● TASK DESCRIPTION:
Copy every line that holds "color".

Figure record listings:

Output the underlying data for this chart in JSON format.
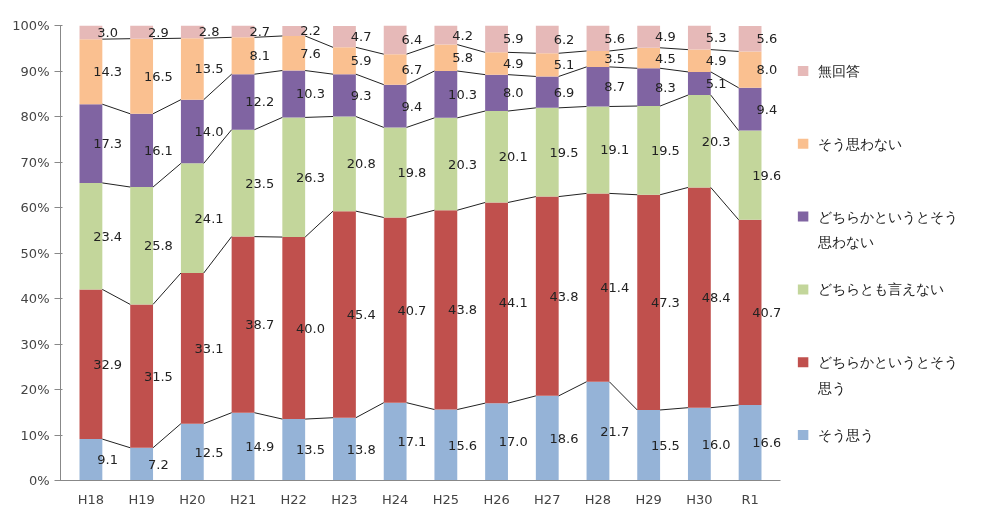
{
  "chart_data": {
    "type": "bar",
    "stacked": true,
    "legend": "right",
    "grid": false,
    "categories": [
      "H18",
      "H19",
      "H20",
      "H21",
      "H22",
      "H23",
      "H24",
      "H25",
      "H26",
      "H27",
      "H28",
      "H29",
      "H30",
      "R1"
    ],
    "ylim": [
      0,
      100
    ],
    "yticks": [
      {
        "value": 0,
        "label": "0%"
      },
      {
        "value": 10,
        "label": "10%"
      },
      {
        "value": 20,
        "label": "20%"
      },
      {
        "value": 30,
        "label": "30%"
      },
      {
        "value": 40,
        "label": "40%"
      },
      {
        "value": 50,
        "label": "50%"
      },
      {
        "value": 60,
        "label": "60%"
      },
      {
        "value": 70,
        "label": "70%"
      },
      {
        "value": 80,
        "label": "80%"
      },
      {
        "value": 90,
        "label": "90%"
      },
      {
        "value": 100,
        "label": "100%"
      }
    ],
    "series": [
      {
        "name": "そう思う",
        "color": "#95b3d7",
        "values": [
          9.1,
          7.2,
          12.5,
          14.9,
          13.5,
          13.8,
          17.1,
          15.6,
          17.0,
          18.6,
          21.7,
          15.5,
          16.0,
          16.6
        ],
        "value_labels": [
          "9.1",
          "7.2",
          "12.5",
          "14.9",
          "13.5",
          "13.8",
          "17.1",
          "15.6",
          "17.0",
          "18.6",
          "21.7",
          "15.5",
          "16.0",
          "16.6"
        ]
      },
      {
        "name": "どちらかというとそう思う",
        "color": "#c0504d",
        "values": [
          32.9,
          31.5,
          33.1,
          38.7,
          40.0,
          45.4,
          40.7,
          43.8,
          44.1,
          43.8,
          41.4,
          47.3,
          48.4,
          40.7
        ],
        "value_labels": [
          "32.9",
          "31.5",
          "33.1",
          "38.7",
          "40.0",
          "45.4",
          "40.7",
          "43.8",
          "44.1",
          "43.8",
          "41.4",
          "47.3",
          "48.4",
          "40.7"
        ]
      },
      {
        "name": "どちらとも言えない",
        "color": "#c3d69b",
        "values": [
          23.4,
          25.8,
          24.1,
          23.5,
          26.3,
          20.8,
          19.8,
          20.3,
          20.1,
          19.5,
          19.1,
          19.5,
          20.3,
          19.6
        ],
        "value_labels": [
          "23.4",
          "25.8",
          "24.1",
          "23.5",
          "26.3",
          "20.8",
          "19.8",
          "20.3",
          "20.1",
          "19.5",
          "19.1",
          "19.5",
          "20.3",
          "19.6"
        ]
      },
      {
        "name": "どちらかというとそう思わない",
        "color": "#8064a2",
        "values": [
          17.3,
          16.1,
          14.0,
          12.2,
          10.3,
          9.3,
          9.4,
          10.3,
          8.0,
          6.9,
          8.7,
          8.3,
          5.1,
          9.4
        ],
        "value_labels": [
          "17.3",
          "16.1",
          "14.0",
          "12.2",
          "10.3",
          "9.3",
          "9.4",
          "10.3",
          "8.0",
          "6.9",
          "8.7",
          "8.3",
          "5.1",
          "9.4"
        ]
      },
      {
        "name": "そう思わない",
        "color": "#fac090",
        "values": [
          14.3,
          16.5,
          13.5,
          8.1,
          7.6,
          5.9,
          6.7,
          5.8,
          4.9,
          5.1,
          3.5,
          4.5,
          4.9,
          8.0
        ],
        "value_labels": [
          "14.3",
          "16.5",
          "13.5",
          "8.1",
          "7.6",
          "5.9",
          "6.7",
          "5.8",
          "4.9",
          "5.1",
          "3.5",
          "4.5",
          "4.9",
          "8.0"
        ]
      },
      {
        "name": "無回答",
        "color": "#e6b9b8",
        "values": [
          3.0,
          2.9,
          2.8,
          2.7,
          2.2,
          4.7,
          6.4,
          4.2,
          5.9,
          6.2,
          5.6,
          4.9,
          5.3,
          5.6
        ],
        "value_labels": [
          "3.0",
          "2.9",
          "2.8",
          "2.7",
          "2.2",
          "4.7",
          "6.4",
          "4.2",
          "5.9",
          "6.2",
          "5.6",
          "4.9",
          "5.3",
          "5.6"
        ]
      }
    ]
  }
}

● RESULT FOR THIS EXERCISE:
        "color": "#95b3d7",
        "color": "#c0504d",
        "color": "#c3d69b",
        "color": "#8064a2",
        "color": "#fac090",
        "color": "#e6b9b8",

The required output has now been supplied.